Well said, Fun. I'd like to comment from another direction on a couple of things, if I may.
In the late Eighties, I used to hand new consultants a stack of T1E1 and ITU/ANSI/IEEE standards, told them that this was what they were going to go to school for, get briefed in advance, and when you come out of this in another six months, when the training was over, you will have a firm grasp of all of the hierarchical constructs which make up telephony and data transmission in both the WAN and the LAN.
Optical broadband was still in the offing, still struggling between Syntran and SONET, TCP/IP was something that was still at war with OSI, and Frame Relay was very likely an aberration resulting from someone's triste with X.25.
About four or five years ago, I began to back off on the high priority given to T1/T3 and ATM (whose purveyors still thought that it had a chance in the LAN), stating that a good background would be required in all of the above, but you'd better get a good footing in IP at this time. At that time my position was "One Never Knows" if this www thing is going to blow over... or take over. Suddenly, the IETF RFCs had equal weighting with the ANSI and ITU scriptures.
More recently, and in recognition of the fact that there are only so many hours in a day, days in a year... I've taken the position that new hires and graduates entering our field should demonstrate less proficiency with the detail of the protocol primitives of the PSTN and other DS-0- dependent services, unless they were going to specialize in those areas, and concentrate the bulk of their time on IP and ATM. A horse-pill dose of photonics wouldn't hurt, either.

**Problem:** Can you carry on the post about training new telecom consultants from the point where it stops? The data after this point comes from a separate source and has no connection to the post about training telecom consultants.

**Given data:**
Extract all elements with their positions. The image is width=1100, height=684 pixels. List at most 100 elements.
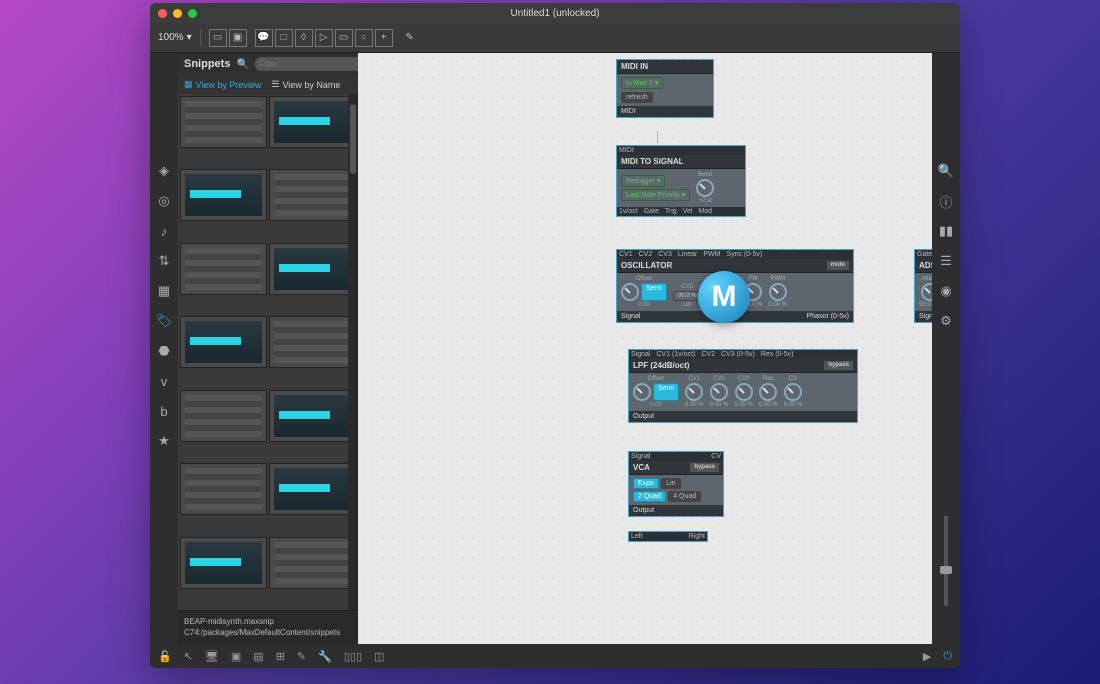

**The answer:**
I think that this generally parallels the directions of the market as well, while at the same time lending more credence now (on my part) than ever before, that IP will at least provide an alternative foundation, if not supplantation at some point in the future, to the established techs we've grown to know and lo(a)v(th)[e].
From a practical perspective, I agree with your assessment that there is a huge market potential at this time for devices that perform arbitration and reconciliation between the prolific number of legacy protocols out there and IP and other emerging ones. Nothing but opportunities there for another eon, at least. I fully agree.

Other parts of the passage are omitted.